## STATED GOAL
Scan the lines below for the word "text". Copy each line you find it in.

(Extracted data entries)

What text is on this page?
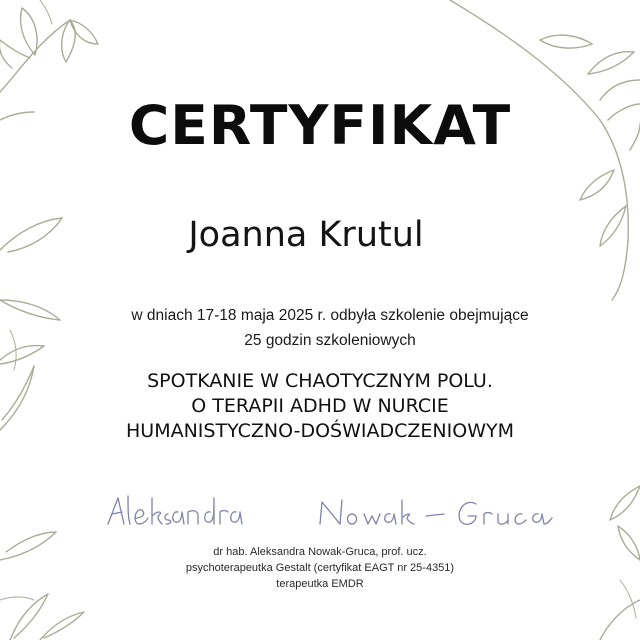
CERTYFIKAT
Joanna Krutul
w dniach 17-18 maja 2025 r. odbyła szkolenie obejmujące
25 godzin szkoleniowych
SPOTKANIE W CHAOTYCZNYM POLU.
O TERAPII ADHD W NURCIE
HUMANISTYCZNO-DOŚWIADCZENIOWYM
dr hab. Aleksandra Nowak-Gruca, prof. ucz.
psychoterapeutka Gestalt (certyfikat EAGT nr 25-4351)
terapeutka EMDR
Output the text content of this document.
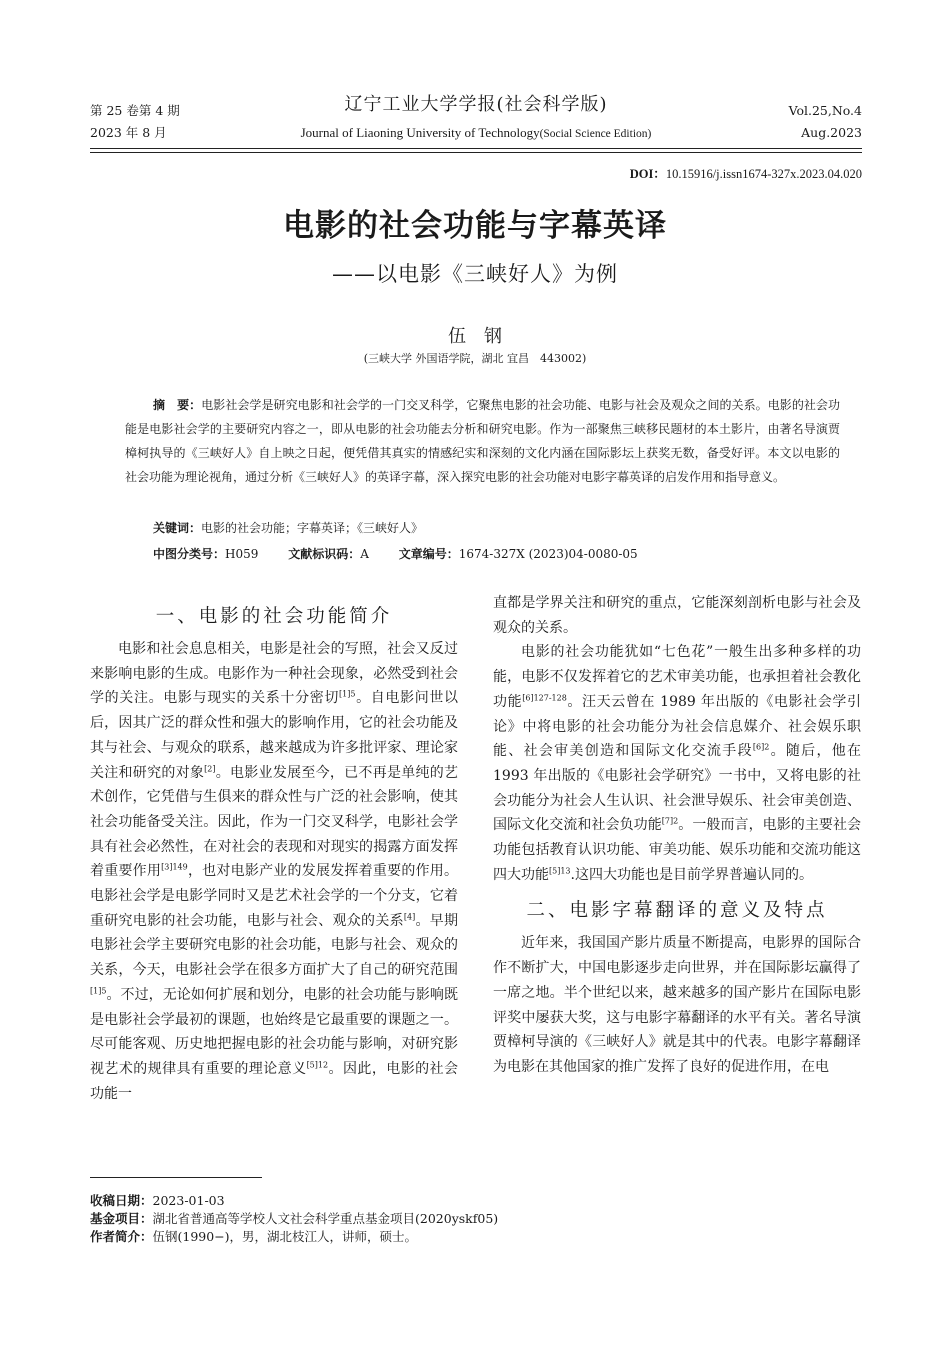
第 25 卷第 4 期	辽宁工业大学学报(社会科学版)	Vol.25,No.4
2023 年 8 月	Journal of Liaoning University of Technology(Social Science Edition)	Aug.2023
DOI：10.15916/j.issn1674-327x.2023.04.020
电影的社会功能与字幕英译
——以电影《三峡好人》为例
伍钢
(三峡大学 外国语学院，湖北 宜昌　443002)

摘　要：电影社会学是研究电影和社会学的一门交叉科学，它聚焦电影的社会功能、电影与社会及观众之间的关系。电影的社会功能是电影社会学的主要研究内容之一，即从电影的社会功能去分析和研究电影。作为一部聚焦三峡移民题材的本土影片，由著名导演贾樟柯执导的《三峡好人》自上映之日起，便凭借其真实的情感纪实和深刻的文化内涵在国际影坛上获奖无数，备受好评。本文以电影的社会功能为理论视角，通过分析《三峡好人》的英译字幕，深入探究电影的社会功能对电影字幕英译的启发作用和指导意义。

关键词：电影的社会功能；字幕英译；《三峡好人》
中图分类号：H059 文献标识码：A 文章编号：1674-327X (2023)04-0080-05
一、电影的社会功能简介

电影和社会息息相关，电影是社会的写照，社会又反过来影响电影的生成。电影作为一种社会现象，必然受到社会学的关注。电影与现实的关系十分密切$^{[1]5}$。自电影问世以后，因其广泛的群众性和强大的影响作用，它的社会功能及其与社会、与观众的联系，越来越成为许多批评家、理论家关注和研究的对象[2]。电影业发展至今，已不再是单纯的艺术创作，它凭借与生俱来的群众性与广泛的社会影响，使其社会功能备受关注。因此，作为一门交叉科学，电影社会学具有社会必然性，在对社会的表现和对现实的揭露方面发挥着重要作用$^{[3]149}$，也对电影产业的发展发挥着重要的作用。电影社会学是电影学同时又是艺术社会学的一个分支，它着重研究电影的社会功能，电影与社会、观众的关系[4]。早期电影社会学主要研究电影的社会功能，电影与社会、观众的关系，今天，电影社会学在很多方面扩大了自己的研究范围$^{[1]5}$。不过，无论如何扩展和划分，电影的社会功能与影响既是电影社会学最初的课题，也始终是它最重要的课题之一。尽可能客观、历史地把握电影的社会功能与影响，对研究影视艺术的规律具有重要的理论意义$^{[5]12}$。因此，电影的社会功能一

直都是学界关注和研究的重点，它能深刻剖析电影与社会及观众的关系。

电影的社会功能犹如“七色花”一般生出多种多样的功能，电影不仅发挥着它的艺术审美功能，也承担着社会教化功能$^{[6]127-128}$。汪天云曾在 1989 年出版的《电影社会学引论》中将电影的社会功能分为社会信息媒介、社会娱乐职能、社会审美创造和国际文化交流手段$^{[6]2}$。随后，他在 1993 年出版的《电影社会学研究》一书中，又将电影的社会功能分为社会人生认识、社会泄导娱乐、社会审美创造、国际文化交流和社会负功能$^{[7]2}$。一般而言，电影的主要社会功能包括教育认识功能、审美功能、娱乐功能和交流功能这四大功能$^{[5]13}$.这四大功能也是目前学界普遍认同的。

二、电影字幕翻译的意义及特点

近年来，我国国产影片质量不断提高，电影界的国际合作不断扩大，中国电影逐步走向世界，并在国际影坛赢得了一席之地。半个世纪以来，越来越多的国产影片在国际电影评奖中屡获大奖，这与电影字幕翻译的水平有关。著名导演贾樟柯导演的《三峡好人》就是其中的代表。电影字幕翻译为电影在其他国家的推广发挥了良好的促进作用，在电

收稿日期：2023-01-03
基金项目：湖北省普通高等学校人文社会科学重点基金项目(2020yskf05)
作者简介：伍钢(1990−)，男，湖北枝江人，讲师，硕士。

## EXERCISE SOLUTION
What text is on this page?
Output the text content of this document.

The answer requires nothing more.